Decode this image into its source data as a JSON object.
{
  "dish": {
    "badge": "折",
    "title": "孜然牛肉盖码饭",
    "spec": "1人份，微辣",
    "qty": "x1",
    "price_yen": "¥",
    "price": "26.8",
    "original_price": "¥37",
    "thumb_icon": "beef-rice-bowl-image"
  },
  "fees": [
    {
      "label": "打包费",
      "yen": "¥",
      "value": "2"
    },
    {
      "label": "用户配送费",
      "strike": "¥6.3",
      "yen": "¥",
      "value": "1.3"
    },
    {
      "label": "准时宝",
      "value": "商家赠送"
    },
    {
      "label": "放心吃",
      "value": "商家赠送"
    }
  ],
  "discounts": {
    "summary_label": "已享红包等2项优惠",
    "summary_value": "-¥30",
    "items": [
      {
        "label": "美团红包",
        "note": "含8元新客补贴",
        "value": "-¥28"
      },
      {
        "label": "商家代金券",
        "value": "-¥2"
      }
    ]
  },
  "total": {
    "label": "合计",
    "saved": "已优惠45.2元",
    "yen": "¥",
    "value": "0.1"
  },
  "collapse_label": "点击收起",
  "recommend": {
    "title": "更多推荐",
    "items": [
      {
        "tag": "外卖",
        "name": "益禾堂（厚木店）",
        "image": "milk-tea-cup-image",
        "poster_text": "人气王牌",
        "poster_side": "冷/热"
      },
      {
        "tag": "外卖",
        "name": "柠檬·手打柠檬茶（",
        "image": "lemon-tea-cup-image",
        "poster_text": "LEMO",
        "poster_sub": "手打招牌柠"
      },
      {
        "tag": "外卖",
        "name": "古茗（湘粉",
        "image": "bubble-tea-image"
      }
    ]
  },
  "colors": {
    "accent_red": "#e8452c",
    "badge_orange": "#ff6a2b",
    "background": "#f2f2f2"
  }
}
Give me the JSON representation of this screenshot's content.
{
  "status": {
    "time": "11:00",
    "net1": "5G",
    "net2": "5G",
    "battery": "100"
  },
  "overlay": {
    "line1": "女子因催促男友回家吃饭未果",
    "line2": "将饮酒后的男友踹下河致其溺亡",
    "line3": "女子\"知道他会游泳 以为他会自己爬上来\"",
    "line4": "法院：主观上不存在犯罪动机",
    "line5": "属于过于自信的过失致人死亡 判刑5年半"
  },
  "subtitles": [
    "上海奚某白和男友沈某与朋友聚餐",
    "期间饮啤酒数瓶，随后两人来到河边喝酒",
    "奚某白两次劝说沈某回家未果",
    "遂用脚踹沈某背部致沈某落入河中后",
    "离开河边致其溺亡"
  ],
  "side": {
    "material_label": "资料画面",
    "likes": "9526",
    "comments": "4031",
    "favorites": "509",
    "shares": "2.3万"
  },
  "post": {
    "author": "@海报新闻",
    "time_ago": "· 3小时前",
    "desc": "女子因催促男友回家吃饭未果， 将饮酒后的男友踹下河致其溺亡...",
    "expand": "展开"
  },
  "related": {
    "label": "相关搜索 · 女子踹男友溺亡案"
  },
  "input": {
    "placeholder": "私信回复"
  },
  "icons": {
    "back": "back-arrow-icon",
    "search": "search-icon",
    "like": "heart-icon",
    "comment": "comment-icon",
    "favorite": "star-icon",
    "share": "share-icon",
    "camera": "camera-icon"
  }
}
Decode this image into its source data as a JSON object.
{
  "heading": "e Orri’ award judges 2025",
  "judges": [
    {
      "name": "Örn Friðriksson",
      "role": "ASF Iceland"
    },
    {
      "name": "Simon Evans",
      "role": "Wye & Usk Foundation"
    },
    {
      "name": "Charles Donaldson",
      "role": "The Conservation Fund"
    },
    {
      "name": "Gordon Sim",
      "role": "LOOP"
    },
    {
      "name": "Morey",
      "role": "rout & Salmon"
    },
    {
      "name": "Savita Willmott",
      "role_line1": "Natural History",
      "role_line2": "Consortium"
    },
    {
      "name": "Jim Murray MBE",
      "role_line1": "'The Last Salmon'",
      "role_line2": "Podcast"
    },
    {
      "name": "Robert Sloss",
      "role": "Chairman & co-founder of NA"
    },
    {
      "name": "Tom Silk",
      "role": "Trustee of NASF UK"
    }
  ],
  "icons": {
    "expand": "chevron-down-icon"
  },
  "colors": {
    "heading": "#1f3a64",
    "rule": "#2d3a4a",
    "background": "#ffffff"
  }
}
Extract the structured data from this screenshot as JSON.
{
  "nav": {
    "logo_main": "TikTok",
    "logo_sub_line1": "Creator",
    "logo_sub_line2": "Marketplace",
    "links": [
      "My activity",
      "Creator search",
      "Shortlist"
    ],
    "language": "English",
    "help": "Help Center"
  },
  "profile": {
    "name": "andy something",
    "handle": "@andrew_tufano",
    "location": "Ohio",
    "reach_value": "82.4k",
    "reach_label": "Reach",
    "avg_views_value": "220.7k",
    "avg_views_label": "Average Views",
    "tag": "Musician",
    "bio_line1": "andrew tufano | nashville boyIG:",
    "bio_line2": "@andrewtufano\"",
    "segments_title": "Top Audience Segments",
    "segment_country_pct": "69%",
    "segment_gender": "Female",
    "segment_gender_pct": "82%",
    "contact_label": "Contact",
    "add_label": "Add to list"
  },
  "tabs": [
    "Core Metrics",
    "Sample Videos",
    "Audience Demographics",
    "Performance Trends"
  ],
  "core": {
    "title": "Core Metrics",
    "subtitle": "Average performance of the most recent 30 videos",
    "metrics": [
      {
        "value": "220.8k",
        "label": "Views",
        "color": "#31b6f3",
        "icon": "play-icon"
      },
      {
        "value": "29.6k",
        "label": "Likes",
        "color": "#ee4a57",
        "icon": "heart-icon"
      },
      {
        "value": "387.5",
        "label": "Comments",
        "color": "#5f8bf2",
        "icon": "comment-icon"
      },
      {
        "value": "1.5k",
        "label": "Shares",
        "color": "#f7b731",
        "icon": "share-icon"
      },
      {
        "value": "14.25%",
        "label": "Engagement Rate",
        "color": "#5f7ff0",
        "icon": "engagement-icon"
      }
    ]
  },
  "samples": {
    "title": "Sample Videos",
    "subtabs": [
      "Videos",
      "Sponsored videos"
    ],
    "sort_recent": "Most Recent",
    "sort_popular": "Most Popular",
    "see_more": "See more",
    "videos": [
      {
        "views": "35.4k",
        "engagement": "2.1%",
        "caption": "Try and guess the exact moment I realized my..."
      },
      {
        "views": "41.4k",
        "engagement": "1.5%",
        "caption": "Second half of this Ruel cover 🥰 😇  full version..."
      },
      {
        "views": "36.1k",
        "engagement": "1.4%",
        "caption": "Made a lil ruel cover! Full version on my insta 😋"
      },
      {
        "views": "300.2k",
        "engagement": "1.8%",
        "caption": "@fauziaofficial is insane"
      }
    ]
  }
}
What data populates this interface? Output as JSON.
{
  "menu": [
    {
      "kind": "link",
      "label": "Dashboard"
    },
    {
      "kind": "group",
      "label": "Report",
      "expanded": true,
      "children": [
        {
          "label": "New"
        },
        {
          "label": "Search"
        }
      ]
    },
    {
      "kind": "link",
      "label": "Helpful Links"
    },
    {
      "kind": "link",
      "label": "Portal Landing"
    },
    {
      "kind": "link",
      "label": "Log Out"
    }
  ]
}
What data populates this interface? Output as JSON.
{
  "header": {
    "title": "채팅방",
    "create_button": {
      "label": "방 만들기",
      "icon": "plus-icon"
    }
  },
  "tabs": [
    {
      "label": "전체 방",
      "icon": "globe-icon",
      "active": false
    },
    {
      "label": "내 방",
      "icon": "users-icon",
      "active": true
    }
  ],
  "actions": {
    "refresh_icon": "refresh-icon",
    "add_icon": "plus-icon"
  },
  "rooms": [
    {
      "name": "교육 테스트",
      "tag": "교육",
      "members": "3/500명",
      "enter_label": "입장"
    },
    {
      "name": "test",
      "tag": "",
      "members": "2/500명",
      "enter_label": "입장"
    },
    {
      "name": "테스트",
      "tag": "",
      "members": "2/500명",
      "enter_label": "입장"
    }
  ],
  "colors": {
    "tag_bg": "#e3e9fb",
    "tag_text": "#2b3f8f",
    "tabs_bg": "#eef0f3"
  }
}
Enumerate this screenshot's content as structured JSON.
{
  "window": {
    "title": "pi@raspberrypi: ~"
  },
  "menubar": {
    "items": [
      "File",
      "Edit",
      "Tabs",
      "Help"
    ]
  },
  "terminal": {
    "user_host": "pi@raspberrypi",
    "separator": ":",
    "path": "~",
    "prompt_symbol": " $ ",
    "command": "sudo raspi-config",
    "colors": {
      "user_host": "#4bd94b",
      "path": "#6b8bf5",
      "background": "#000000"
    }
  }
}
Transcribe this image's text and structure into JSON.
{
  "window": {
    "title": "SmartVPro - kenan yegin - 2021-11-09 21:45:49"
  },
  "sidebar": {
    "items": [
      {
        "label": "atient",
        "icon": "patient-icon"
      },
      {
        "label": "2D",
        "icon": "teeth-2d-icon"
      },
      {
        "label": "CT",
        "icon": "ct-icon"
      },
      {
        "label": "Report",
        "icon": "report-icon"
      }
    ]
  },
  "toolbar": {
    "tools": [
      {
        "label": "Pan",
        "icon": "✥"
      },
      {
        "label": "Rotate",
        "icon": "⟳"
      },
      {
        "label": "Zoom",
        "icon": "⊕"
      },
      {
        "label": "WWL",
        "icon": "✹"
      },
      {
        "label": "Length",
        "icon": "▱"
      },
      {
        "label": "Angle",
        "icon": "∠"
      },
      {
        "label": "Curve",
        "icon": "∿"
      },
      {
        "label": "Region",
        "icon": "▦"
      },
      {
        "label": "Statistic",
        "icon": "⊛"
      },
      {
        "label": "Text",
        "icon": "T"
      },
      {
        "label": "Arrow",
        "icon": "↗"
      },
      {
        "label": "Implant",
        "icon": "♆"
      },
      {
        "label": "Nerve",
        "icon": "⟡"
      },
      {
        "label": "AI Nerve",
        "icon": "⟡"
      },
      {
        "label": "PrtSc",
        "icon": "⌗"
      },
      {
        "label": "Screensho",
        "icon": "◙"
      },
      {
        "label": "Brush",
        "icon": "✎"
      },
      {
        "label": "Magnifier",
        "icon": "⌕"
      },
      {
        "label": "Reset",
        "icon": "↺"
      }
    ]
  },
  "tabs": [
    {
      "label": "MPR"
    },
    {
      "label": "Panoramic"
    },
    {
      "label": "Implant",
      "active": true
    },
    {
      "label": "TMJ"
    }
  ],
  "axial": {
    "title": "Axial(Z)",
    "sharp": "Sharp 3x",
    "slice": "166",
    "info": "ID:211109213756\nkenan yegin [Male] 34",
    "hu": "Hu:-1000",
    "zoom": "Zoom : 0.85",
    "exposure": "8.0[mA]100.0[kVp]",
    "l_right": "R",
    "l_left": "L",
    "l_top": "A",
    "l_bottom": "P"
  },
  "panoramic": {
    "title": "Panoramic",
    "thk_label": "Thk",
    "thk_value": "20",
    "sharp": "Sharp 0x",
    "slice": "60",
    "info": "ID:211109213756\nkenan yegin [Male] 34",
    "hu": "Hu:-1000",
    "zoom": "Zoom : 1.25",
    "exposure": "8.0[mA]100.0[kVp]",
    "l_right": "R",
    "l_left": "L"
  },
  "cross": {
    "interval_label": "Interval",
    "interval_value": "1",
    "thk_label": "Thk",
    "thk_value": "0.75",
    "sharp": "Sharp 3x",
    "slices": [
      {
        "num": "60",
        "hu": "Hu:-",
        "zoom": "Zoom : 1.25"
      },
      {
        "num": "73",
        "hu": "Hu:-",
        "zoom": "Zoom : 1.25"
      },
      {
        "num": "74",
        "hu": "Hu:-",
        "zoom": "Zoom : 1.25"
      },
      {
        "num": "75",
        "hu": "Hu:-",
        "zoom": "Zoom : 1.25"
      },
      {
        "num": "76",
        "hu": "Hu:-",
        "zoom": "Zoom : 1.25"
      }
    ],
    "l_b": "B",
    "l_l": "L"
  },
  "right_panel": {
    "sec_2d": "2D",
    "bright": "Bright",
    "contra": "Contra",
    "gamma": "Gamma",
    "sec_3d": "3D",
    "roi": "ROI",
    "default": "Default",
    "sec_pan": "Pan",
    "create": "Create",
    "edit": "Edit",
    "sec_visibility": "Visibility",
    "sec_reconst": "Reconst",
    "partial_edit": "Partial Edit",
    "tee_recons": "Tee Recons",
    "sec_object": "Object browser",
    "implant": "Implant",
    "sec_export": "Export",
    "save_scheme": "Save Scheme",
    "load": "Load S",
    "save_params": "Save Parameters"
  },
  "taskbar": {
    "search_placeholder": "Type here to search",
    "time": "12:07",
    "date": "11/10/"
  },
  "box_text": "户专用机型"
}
###
[Goal of the exercise]
Search the entries for the word "this" and pick out every line that holds it.

[Output below]
Decode this image into its source data as a JSON object.
Give me the JSON representation of this screenshot's content.
Decode this image into its source data as a JSON object.
Extract the structured data from this screenshot as JSON.
        "caption": "Second half of this Ruel cover 🥰 😇  full version..."
What data populates this interface? Output as JSON.
What data populates this interface? Output as JSON.
Enumerate this screenshot's content as structured JSON.
Transcribe this image's text and structure into JSON.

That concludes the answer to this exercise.